## EXERCISE DESCRIPTION
Count, in the listing that follows, every line containing the word "complete". Give the number by itself.
◆ ◆ ◆ ◆
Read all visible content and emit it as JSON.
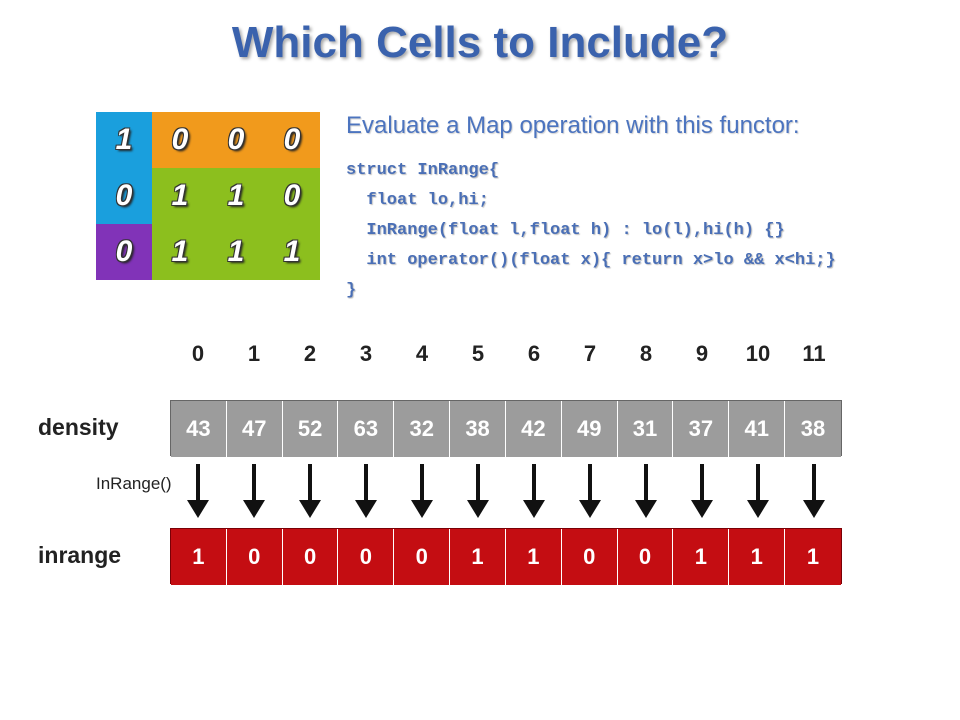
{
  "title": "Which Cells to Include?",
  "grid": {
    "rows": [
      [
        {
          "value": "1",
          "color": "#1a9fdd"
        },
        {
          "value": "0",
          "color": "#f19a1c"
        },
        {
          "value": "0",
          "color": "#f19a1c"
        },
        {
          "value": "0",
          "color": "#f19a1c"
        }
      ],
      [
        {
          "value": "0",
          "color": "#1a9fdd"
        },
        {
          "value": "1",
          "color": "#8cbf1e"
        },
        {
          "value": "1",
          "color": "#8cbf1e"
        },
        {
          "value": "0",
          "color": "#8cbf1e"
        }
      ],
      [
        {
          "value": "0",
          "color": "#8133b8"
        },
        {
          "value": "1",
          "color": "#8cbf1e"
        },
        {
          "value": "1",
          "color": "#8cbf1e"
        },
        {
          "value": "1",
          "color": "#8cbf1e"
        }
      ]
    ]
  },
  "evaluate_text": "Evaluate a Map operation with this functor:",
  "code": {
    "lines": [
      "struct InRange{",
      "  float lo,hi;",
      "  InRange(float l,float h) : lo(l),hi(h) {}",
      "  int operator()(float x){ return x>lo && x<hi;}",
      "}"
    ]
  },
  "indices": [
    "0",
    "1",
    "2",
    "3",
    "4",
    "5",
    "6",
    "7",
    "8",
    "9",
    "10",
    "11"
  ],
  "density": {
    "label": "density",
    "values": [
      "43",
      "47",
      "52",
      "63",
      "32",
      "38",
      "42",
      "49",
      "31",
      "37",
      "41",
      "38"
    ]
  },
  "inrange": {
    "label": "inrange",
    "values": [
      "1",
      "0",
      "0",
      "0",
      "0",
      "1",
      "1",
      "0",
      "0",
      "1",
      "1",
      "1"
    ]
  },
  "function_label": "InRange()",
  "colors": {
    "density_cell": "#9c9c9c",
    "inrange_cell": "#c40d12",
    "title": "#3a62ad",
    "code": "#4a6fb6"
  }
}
◆ ◆ ◆ ◆
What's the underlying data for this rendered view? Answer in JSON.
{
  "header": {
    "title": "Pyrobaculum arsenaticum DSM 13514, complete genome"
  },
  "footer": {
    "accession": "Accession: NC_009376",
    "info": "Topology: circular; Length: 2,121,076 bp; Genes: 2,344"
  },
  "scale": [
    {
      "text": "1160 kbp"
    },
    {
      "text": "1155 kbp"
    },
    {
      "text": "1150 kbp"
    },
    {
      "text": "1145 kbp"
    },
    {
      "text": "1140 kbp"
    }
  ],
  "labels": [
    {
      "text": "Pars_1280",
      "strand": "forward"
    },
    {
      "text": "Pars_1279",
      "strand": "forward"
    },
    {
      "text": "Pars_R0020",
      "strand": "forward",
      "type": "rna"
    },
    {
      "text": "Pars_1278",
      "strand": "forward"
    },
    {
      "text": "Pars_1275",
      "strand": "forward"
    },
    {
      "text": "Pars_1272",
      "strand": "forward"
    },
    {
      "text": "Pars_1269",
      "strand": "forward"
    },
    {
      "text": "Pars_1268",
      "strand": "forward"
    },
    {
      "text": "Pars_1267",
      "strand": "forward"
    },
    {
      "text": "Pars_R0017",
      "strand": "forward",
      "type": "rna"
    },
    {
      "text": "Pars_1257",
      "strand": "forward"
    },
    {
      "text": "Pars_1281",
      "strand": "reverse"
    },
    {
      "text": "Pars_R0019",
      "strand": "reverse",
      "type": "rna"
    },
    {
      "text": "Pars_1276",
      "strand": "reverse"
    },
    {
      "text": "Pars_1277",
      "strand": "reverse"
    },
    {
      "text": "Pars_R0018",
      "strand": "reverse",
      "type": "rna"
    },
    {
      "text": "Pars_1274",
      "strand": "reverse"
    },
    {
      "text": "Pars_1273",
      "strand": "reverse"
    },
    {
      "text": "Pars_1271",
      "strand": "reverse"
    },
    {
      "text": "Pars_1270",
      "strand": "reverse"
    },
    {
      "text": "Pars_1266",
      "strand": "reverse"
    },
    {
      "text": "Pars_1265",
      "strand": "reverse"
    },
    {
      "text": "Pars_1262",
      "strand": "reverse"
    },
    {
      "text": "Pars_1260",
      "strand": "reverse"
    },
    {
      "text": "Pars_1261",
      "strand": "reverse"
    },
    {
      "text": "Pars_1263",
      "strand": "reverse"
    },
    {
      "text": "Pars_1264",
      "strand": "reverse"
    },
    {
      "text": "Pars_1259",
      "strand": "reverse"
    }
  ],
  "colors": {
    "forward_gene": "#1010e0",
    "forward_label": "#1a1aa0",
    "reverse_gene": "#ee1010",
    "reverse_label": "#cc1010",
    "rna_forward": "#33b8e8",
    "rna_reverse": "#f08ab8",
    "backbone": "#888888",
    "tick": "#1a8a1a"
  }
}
◆ ◆ ◆ ◆
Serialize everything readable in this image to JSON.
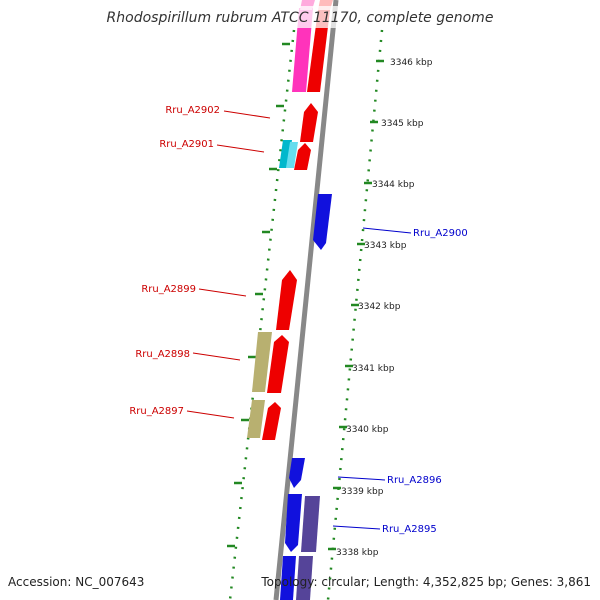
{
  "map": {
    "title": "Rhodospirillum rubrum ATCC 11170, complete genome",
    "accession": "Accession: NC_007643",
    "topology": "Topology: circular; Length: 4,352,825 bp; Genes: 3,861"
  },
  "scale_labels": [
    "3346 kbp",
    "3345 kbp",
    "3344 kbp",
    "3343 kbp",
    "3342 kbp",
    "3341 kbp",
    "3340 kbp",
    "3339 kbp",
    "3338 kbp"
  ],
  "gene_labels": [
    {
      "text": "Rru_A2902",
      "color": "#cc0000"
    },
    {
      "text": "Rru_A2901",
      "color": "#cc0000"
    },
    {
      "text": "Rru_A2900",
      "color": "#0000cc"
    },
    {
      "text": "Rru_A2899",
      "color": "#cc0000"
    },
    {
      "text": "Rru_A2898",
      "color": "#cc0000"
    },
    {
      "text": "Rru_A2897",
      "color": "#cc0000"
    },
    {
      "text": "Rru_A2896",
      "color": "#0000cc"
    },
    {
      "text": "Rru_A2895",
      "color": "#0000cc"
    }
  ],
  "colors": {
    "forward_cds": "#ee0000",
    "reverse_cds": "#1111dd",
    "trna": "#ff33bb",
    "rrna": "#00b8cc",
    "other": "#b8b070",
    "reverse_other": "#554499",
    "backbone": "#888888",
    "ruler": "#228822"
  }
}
◆ ◆ ◆ ◆
## FINAL ANSWER
2